__Consigne écrite A__: Reproduisez en liste numérotée les lignes des entrées, sans les lignes vides. Partez de la toute première ligne des entrées et arrêtez-vous après celle qui contient « - logo-letter: G: [675, 494, 692, 516] », cette dernière comprise.

__Extrait source__:
'''

Décisions
CA Douai, ch. 1 sect. 1, 11 juillet 2024, n° 21/05464
DOUAI
Arrêt
Autre
République Française
Au nom du Peuple Français
COUR D'APPEL DE DOUAI
CHAMBRE 1 SECTION 1
ARRÊT DU 11/07/2024
****
N° de MINUTE :
N° RG 21/05464 - N° Portalis DBVT-V-B7F-T5OW
Jugement (N° 21/00700)
rendu le 07 septembre 2021 par le tribunal judiciaire de Boulogne-sur-Mer
APPELANT
Monsieur [V] [E]
né le 27 septembre 1944 à [Localité 5]
[Adresse 1]
[Localité 3]
représenté par Me Gilles Maton, avocat au barreau de Lille, avocat constitué suppléé par Me Gérald Laporte, avocat au barreau de Lille
INTIMÉE
Madame [J] [S]
née le 11 avril 1947 à [Localité 6] (Belgique)
[Adresse 2]
[Localité 4] (Belgique)
représentée par Me Marc Stubbe, avocat au barreau de Lille, avocat constitué
DÉBATS à l'audience publique du 04 mars 2024, tenue par Bruno Poupet magistrat chargé d'instruire le dossier qui a entendu seul les plaidoiries, les conseils des parties ne s'y étant pas opposés et qui en a rendu compte à la cour dans son délibéré (article 805 du code de procédure civile).
Les parties ont été avisées à l'issue des débats que l'arrêt serait prononcé par sa mise à disposition au greffe.
GREFFIER LORS DES DÉBATS : Delphine Verhaeghe
COMPOSITION DE LA COUR LORS DU DÉLIBÉRÉ
Bruno Poupet, président de chambre
Samuel Vitse, président de chambre
Céline Miller, conseiller
ARRÊT CONTRADICTOIRE prononcé publiquement par mise à disposition au greffe le 11 juillet 2024 après prorogation du délibéré en date du 30 mai 2024 (date indiquée à l'issue des débats) et signé par Bruno Poupet, président et Delphine Verhaeghe, greffier, auquel la minute a été remise par le magistrat signataire.
ORDONNANCE DE CLÔTURE DU : 12 février 2024
****
Par acte sous seing privé du 11 juin 2020, Mme [J] [S] a vendu à M. [V] [E] un tableau du peintre [I] [P] ainsi désigné : 'Suzanne et les vieillards - ca 1640, huile sur toile, 146x168 cm' moyennant 540 000 euros.
Exposant qu'il ne s'était pas acquitté du prix, Mme [S], qui était toujours en possession du tableau, a fait assigner M. [E] devant le tribunal judiciaire de Boulogne-sur-Mer par acte du 26 février 2021 afin d'obtenir sa condamnation à le lui verser.
Par jugement réputé contradictoire du 7 septembre 2021, le tribunal a condamné M. [E] à payer à la demanderesse la somme de 540 000 euros avec intérêts au taux légal à compter du 17 février 2021, outre 1 500 euros sur le fondement de l'article 700 du code de procédure civile, ainsi qu'aux dépens.
M. [E] a interjeté appel de cette décision et, aux termes de ses dernières conclusions remises le 27 juin 2022, demande à la cour, au visa des articles 1104, 1217, 1582, 1584, 1602 et 1615 du code civil, de l'infirmer en toutes ses dispositions et de condamner l'intimée aux dépens de première instance et d'appel ainsi qu'à lui verser la somme de 2 500 euros sur le fondement de l'article 700 du code de procédure civile.

'''

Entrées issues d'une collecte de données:

'''

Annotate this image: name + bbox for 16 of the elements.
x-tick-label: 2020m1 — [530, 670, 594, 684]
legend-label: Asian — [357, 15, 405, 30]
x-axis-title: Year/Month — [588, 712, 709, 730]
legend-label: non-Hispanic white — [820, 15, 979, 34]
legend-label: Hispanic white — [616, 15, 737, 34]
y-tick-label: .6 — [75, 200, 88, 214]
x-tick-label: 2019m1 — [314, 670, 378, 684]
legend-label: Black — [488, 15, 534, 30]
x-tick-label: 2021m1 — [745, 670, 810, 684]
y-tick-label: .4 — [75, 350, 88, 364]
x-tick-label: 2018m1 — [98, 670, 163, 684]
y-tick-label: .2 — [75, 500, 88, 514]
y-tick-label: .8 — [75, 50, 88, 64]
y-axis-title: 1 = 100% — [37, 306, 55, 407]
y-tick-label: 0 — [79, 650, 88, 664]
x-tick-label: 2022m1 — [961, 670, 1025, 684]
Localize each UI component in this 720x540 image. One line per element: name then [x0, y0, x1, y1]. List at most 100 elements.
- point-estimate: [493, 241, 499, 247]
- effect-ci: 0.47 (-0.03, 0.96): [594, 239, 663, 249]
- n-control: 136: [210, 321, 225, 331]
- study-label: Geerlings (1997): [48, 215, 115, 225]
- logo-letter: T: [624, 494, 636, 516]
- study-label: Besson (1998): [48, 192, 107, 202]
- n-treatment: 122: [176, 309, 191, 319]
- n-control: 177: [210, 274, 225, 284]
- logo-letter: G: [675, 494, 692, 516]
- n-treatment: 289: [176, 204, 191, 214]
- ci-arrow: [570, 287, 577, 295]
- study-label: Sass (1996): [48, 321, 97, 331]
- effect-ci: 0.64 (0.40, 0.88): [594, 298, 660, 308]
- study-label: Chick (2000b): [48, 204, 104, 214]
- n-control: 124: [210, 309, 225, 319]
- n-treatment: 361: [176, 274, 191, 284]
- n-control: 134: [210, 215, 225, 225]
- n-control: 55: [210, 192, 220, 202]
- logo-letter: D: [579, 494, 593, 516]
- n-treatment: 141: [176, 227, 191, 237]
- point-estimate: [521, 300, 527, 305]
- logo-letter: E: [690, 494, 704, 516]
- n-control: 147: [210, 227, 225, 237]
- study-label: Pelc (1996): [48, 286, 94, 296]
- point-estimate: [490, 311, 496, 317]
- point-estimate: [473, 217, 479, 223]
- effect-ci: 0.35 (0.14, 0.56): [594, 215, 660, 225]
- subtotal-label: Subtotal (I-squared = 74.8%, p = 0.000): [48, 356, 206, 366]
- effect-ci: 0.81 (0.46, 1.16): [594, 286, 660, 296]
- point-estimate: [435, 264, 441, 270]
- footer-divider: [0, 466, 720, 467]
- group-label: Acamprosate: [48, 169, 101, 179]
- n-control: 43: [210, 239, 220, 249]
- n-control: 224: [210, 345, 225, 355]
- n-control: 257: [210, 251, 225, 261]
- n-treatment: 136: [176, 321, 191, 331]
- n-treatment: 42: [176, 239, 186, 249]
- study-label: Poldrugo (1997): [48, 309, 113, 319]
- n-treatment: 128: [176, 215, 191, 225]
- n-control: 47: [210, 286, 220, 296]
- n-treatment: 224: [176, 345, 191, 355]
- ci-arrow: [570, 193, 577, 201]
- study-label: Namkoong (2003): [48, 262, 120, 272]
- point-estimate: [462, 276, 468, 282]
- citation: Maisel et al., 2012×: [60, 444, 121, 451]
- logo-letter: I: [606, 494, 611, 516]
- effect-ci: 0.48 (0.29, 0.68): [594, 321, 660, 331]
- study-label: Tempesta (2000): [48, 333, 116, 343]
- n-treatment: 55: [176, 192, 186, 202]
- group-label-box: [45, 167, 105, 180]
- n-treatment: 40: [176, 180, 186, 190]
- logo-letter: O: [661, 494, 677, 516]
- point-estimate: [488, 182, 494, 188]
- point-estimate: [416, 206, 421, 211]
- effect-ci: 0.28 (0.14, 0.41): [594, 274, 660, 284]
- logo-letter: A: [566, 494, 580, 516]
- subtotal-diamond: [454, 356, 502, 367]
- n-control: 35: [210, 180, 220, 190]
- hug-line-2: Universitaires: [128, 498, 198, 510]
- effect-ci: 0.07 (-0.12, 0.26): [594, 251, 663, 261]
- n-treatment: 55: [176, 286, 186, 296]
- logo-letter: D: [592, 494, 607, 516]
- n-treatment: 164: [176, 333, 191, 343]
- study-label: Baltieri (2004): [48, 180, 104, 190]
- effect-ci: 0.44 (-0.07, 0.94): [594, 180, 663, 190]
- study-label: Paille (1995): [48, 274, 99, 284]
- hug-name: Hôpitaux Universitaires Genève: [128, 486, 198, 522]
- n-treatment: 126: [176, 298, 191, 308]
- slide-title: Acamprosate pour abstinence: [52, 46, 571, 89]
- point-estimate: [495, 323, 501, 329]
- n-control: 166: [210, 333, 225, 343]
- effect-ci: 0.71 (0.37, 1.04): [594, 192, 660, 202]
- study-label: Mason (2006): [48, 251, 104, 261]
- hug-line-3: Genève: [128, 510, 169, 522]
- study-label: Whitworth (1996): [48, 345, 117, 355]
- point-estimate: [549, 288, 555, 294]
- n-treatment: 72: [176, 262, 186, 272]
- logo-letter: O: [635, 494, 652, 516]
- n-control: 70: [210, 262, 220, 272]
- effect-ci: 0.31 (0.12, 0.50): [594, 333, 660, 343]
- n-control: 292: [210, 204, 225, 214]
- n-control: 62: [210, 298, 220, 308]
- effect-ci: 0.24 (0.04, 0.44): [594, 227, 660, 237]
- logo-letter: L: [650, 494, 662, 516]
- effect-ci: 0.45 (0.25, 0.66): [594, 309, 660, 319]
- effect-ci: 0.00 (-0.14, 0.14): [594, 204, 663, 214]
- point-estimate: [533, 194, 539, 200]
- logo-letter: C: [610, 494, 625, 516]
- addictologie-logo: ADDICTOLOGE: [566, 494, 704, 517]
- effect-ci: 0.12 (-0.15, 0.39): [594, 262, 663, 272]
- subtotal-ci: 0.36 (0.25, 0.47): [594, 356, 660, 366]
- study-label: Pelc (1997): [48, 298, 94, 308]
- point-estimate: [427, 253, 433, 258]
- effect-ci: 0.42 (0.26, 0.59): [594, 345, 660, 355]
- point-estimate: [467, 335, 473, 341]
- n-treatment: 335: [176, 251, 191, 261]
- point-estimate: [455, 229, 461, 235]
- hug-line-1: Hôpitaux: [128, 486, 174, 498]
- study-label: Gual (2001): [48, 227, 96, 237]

'''

__Consigne écrite B__: D'après l'extrait source, quel tribunal a rendu le jugement du 7 septembre 2021 ?

__Réponse finale A__:
1. Annotate this image: name + bbox for 16 of the elements.
2. x-tick-label: 2020m1 — [530, 670, 594, 684]
3. legend-label: Asian — [357, 15, 405, 30]
4. x-axis-title: Year/Month — [588, 712, 709, 730]
5. legend-label: non-Hispanic white — [820, 15, 979, 34]
6. legend-label: Hispanic white — [616, 15, 737, 34]
7. y-tick-label: .6 — [75, 200, 88, 214]
8. x-tick-label: 2019m1 — [314, 670, 378, 684]
9. legend-label: Black — [488, 15, 534, 30]
10. x-tick-label: 2021m1 — [745, 670, 810, 684]
11. y-tick-label: .4 — [75, 350, 88, 364]
12. x-tick-label: 2018m1 — [98, 670, 163, 684]
13. y-tick-label: .2 — [75, 500, 88, 514]
14. y-tick-label: .8 — [75, 50, 88, 64]
15. y-axis-title: 1 = 100% — [37, 306, 55, 407]
16. y-tick-label: 0 — [79, 650, 88, 664]
17. x-tick-label: 2022m1 — [961, 670, 1025, 684]
18. Localize each UI component in this 720x540 image. One line per element: name then [x0, y0, x1, y1]. List at most 100 elements.
19. - point-estimate: [493, 241, 499, 247]
20. - effect-ci: 0.47 (-0.03, 0.96): [594, 239, 663, 249]
21. - n-control: 136: [210, 321, 225, 331]
22. - study-label: Geerlings (1997): [48, 215, 115, 225]
23. - logo-letter: T: [624, 494, 636, 516]
24. - study-label: Besson (1998): [48, 192, 107, 202]
25. - n-treatment: 122: [176, 309, 191, 319]
26. - n-control: 177: [210, 274, 225, 284]
27. - logo-letter: G: [675, 494, 692, 516]

__Réponse finale B__: Le tribunal judiciaire de Boulogne-sur-Mer.